• **TO BE DONE**:
Write out again, with no changes, the lines from the start of the rows below through the line containing "The insulating port", with both of those lines included.

Data records
- - -
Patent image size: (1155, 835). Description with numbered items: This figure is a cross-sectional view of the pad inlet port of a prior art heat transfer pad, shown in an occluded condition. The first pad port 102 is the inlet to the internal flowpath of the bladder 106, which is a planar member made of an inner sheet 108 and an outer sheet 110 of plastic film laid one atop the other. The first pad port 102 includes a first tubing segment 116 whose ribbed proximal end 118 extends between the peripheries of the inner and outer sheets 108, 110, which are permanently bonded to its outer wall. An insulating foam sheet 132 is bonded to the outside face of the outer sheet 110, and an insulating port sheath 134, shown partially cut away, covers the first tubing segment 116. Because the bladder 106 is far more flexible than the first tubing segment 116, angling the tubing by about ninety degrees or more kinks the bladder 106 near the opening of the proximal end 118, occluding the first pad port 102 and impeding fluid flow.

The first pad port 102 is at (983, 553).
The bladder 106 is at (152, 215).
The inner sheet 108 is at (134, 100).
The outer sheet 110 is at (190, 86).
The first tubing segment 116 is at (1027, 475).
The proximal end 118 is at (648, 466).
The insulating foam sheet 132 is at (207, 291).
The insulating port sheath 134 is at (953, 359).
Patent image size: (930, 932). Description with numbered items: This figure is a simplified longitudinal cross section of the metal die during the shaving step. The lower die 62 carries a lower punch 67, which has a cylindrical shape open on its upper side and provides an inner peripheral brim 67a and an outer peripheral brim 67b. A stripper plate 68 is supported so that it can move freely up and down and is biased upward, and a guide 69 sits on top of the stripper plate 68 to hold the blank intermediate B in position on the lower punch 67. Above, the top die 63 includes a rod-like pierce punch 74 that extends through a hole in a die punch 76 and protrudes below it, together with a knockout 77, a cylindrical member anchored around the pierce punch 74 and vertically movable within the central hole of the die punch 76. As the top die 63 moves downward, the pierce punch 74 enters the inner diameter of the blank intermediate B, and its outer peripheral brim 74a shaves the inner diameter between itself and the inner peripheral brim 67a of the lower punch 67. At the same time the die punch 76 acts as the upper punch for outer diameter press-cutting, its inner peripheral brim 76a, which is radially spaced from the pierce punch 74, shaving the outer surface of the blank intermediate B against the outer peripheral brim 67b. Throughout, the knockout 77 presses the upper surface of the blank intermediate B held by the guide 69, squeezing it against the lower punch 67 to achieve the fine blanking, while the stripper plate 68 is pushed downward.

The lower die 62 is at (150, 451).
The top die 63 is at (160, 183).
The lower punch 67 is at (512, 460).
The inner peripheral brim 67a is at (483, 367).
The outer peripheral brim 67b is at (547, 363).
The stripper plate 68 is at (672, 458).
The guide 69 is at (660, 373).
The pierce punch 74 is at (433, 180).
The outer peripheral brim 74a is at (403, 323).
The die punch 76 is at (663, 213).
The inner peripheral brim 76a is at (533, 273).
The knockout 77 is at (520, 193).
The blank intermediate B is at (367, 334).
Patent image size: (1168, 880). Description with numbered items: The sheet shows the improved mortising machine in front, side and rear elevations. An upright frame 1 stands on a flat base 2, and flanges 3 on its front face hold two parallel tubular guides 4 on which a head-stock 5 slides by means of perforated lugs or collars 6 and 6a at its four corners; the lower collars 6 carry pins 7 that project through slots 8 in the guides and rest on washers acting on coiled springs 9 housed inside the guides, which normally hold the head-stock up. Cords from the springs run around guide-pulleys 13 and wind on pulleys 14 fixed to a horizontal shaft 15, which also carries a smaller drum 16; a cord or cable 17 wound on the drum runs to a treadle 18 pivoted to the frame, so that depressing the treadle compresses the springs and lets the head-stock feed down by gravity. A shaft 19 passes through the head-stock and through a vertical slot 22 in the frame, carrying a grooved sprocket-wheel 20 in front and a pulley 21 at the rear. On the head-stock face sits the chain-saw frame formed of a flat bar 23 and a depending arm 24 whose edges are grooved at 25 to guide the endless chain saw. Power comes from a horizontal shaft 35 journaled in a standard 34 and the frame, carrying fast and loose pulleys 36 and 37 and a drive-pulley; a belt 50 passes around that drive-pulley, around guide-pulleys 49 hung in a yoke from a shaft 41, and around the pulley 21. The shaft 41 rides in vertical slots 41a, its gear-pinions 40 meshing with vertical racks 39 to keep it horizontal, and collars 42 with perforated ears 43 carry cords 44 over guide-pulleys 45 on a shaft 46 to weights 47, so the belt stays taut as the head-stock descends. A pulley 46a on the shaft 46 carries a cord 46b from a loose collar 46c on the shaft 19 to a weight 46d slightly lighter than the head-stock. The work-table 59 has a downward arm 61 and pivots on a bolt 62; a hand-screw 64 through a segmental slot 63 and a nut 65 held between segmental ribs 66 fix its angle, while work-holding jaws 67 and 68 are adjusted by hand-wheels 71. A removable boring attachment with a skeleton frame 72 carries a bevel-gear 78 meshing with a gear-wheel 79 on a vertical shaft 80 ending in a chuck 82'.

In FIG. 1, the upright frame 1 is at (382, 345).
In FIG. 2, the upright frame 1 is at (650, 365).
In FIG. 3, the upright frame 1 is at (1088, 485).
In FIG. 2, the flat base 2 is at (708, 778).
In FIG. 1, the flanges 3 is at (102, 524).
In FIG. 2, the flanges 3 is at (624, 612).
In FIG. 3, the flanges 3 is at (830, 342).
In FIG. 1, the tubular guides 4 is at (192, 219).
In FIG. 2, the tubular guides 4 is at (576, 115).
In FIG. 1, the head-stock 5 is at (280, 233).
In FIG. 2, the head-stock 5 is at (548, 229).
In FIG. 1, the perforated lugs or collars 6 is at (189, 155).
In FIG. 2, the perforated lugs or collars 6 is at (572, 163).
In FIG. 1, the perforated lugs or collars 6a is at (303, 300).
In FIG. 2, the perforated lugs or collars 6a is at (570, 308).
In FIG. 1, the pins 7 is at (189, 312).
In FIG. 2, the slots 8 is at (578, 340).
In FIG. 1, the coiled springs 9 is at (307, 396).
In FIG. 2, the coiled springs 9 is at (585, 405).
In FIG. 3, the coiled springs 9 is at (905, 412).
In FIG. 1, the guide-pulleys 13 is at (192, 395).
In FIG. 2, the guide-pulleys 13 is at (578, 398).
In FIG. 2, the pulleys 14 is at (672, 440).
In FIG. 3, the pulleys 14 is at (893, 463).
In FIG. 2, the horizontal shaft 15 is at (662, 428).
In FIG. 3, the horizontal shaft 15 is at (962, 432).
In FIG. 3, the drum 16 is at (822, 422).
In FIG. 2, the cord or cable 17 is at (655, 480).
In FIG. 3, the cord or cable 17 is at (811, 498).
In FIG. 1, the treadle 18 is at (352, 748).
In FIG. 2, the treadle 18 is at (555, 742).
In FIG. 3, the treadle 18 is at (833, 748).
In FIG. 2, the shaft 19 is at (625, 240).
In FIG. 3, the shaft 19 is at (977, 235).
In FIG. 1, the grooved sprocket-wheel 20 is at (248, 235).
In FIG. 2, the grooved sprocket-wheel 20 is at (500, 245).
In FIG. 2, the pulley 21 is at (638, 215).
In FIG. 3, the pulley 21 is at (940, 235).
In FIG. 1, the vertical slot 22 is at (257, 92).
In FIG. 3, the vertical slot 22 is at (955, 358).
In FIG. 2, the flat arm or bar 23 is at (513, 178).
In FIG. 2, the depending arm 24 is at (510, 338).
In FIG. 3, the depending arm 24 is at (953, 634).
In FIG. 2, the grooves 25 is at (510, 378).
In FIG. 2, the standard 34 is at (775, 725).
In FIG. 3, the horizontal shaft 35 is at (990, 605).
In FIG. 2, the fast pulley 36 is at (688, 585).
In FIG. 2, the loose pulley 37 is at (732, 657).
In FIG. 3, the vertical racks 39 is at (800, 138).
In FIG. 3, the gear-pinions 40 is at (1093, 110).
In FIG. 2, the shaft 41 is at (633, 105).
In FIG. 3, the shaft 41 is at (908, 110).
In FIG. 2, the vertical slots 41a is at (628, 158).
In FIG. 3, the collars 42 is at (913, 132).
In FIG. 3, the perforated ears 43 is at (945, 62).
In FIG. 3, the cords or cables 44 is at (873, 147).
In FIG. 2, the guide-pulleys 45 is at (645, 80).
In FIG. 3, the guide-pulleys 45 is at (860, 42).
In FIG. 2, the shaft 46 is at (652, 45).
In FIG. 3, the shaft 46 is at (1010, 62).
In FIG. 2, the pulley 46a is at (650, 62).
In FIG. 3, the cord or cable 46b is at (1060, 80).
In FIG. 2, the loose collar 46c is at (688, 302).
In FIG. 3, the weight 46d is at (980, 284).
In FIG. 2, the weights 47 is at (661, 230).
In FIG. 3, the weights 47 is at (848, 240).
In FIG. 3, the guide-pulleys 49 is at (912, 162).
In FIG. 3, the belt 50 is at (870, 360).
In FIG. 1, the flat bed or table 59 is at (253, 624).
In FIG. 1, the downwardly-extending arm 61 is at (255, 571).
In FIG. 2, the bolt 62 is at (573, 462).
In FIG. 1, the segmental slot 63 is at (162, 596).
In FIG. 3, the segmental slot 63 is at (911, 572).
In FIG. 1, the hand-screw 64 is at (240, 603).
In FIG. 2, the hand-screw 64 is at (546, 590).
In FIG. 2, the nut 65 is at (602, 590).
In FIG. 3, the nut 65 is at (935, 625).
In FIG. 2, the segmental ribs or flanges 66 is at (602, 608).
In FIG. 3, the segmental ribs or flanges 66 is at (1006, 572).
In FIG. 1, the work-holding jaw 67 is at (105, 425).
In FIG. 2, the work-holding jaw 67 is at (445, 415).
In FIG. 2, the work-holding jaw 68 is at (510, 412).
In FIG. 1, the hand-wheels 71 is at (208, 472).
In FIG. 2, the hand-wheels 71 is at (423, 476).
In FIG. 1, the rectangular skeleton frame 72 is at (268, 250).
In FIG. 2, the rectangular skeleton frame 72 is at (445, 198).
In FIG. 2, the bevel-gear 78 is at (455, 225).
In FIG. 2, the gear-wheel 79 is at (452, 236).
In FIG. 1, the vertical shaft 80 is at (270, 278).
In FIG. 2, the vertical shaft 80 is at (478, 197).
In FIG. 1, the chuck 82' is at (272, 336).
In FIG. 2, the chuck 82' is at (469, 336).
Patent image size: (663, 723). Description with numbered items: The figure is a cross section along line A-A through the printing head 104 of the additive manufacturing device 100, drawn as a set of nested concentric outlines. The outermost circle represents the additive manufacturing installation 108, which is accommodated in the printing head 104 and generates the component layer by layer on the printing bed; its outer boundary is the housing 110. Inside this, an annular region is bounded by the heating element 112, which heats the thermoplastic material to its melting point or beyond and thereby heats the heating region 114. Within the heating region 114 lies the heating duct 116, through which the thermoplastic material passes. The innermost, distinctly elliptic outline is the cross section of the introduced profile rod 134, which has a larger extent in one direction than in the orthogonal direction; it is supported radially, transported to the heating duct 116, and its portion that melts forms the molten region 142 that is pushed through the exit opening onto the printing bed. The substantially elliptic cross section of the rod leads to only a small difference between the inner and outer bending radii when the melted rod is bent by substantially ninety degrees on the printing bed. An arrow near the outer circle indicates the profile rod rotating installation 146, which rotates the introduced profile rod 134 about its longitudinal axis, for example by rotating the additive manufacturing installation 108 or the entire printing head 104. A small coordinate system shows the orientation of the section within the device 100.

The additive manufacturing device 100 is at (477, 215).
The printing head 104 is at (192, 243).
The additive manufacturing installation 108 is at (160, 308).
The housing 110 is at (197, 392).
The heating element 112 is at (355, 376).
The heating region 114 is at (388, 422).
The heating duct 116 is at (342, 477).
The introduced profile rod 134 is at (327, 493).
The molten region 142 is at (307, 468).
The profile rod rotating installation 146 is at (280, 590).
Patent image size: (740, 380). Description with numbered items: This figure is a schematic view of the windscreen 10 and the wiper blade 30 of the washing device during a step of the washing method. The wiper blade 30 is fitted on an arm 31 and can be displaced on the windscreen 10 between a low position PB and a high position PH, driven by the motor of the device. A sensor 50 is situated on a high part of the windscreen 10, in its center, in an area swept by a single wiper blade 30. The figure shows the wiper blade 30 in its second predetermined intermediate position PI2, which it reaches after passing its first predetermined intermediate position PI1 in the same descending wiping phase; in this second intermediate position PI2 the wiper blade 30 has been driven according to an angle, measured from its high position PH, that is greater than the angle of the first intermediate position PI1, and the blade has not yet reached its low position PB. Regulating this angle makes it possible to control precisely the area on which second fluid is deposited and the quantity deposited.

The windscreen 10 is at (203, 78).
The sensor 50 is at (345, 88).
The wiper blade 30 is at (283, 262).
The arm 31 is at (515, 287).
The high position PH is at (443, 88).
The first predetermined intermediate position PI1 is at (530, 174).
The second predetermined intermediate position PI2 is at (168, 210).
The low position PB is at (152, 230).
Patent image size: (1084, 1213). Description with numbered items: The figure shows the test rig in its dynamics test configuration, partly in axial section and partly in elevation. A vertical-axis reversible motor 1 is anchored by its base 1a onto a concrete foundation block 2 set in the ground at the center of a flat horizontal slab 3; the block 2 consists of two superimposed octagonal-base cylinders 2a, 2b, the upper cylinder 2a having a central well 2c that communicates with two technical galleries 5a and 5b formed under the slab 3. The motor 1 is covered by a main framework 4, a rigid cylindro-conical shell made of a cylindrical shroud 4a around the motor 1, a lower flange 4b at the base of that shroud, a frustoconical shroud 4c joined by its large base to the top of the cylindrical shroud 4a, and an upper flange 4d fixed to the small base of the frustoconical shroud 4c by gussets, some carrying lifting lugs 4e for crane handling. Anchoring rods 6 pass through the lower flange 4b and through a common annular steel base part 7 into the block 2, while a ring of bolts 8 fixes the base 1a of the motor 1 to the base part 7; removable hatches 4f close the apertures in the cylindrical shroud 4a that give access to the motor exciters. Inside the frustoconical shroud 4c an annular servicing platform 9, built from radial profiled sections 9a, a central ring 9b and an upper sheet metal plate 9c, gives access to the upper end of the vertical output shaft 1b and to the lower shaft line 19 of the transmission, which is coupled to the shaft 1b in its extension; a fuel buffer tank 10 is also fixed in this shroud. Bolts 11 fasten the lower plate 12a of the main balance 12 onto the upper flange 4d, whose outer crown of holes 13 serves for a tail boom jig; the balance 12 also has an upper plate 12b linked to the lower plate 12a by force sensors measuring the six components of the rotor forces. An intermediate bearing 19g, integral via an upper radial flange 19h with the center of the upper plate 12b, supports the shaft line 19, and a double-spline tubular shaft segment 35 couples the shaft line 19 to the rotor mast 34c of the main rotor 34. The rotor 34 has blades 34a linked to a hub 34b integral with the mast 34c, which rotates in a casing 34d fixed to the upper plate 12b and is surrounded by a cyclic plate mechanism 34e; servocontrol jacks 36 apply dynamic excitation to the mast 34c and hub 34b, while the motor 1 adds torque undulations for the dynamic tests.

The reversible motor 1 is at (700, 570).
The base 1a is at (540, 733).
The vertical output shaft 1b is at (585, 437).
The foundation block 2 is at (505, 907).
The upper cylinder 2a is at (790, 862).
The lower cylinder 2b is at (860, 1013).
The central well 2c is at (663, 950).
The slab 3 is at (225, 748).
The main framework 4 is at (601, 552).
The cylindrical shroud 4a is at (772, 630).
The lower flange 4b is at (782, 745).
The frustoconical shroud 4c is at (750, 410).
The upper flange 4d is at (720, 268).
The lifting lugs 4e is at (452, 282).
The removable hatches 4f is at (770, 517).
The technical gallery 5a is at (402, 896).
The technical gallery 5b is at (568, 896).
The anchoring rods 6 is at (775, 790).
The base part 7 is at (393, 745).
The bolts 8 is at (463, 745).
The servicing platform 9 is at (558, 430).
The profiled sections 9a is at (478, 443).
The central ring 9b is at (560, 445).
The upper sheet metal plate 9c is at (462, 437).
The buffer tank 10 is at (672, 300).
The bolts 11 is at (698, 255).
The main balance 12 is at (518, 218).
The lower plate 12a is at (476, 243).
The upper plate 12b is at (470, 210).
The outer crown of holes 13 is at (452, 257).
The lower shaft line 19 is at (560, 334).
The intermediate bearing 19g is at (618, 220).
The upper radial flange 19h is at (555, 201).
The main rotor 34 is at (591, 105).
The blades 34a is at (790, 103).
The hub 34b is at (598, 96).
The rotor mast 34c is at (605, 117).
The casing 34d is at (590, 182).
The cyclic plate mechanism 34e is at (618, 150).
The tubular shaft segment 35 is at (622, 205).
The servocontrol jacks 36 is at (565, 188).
- - -
• **FINISHED ANSWER**:
Patent image size: (1155, 835). Description with numbered items: This figure is a cross-sectional view of the pad inlet port of a prior art heat transfer pad, shown in an occluded condition. The first pad port 102 is the inlet to the internal flowpath of the bladder 106, which is a planar member made of an inner sheet 108 and an outer sheet 110 of plastic film laid one atop the other. The first pad port 102 includes a first tubing segment 116 whose ribbed proximal end 118 extends between the peripheries of the inner and outer sheets 108, 110, which are permanently bonded to its outer wall. An insulating foam sheet 132 is bonded to the outside face of the outer sheet 110, and an insulating port sheath 134, shown partially cut away, covers the first tubing segment 116. Because the bladder 106 is far more flexible than the first tubing segment 116, angling the tubing by about ninety degrees or more kinks the bladder 106 near the opening of the proximal end 118, occluding the first pad port 102 and impeding fluid flow.

The first pad port 102 is at (983, 553).
The bladder 106 is at (152, 215).
The inner sheet 108 is at (134, 100).
The outer sheet 110 is at (190, 86).
The first tubing segment 116 is at (1027, 475).
The proximal end 118 is at (648, 466).
The insulating foam sheet 132 is at (207, 291).
The insulating port sheath 134 is at (953, 359).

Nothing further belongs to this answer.